**Given task**
Copy out every line of the records where the string "quarter" occurs.

**Stored records**
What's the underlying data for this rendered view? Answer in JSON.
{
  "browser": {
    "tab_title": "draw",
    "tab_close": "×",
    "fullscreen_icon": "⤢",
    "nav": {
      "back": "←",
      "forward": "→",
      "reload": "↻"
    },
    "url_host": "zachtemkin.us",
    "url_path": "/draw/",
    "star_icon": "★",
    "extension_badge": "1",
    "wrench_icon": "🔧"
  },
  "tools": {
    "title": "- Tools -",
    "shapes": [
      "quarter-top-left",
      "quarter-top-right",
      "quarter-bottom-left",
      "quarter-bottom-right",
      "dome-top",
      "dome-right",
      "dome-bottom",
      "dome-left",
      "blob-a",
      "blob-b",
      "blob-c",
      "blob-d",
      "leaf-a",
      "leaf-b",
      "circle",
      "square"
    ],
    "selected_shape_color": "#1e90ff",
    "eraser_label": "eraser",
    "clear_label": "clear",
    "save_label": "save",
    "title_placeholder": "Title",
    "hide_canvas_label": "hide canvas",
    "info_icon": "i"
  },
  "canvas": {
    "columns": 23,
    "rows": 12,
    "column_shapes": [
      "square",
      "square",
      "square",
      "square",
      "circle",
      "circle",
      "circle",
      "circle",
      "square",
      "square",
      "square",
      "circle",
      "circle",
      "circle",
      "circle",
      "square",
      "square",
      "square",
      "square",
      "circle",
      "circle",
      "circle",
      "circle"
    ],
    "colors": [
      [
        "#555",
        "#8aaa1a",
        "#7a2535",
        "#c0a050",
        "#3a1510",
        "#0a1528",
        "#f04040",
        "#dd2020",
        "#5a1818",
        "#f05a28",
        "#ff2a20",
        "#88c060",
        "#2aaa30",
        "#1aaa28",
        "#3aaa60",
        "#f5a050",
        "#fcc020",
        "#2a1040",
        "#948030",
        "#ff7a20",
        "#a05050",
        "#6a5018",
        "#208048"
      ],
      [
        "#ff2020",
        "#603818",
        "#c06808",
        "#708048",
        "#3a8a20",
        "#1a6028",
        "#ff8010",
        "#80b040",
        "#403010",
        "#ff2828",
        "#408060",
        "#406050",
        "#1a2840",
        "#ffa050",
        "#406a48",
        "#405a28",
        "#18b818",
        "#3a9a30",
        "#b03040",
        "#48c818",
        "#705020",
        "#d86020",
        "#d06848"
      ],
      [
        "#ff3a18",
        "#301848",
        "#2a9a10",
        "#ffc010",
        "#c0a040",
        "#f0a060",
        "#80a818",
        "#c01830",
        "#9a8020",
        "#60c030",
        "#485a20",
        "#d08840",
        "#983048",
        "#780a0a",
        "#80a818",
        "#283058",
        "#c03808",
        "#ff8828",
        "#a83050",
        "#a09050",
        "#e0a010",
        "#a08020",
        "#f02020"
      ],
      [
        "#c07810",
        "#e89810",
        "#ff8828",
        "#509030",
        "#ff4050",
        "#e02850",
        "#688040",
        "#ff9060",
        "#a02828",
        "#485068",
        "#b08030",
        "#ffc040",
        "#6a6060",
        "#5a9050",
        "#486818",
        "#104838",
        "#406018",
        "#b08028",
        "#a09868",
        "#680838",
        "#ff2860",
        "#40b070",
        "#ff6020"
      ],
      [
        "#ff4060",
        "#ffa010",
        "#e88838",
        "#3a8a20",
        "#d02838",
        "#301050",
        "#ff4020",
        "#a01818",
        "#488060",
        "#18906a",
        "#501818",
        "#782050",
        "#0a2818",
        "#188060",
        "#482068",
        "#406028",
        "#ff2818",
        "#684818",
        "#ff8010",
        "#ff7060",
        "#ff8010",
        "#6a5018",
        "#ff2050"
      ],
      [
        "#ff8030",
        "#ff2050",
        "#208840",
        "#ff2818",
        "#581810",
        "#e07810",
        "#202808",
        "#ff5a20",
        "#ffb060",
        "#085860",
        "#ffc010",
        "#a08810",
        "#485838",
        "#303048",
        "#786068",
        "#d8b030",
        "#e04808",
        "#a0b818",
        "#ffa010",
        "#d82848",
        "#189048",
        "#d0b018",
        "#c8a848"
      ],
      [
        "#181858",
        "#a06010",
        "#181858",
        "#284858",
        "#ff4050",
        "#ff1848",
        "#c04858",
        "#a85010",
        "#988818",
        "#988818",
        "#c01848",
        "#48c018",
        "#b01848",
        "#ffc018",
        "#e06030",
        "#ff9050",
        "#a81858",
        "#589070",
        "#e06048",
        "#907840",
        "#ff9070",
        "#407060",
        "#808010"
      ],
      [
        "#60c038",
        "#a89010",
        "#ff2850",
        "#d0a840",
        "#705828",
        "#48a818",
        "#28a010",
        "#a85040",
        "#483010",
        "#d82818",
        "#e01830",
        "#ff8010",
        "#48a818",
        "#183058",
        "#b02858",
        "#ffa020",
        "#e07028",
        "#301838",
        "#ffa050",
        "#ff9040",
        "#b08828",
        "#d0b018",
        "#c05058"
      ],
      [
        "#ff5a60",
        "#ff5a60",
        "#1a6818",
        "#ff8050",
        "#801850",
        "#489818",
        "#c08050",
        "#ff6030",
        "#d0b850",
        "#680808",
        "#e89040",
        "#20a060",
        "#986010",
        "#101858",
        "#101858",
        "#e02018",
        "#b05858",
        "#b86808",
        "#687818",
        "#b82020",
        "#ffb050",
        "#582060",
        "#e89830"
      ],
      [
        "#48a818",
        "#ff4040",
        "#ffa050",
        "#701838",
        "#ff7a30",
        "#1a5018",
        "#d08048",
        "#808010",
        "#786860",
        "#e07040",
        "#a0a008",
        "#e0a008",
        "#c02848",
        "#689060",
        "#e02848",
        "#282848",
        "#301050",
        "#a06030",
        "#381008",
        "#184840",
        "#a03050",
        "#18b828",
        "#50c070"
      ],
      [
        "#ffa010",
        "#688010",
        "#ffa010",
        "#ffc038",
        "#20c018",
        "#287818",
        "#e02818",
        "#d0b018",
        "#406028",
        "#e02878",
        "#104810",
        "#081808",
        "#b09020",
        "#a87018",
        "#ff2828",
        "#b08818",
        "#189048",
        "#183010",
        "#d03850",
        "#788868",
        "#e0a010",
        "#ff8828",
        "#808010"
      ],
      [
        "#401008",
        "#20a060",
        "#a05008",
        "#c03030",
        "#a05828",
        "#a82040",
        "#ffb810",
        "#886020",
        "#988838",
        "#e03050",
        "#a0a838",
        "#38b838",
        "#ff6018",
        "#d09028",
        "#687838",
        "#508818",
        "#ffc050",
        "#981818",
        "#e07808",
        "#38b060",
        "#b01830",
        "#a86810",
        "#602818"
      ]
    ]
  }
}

**Solved problem**
      "quarter-top-left",
      "quarter-top-right",
      "quarter-bottom-left",
      "quarter-bottom-right",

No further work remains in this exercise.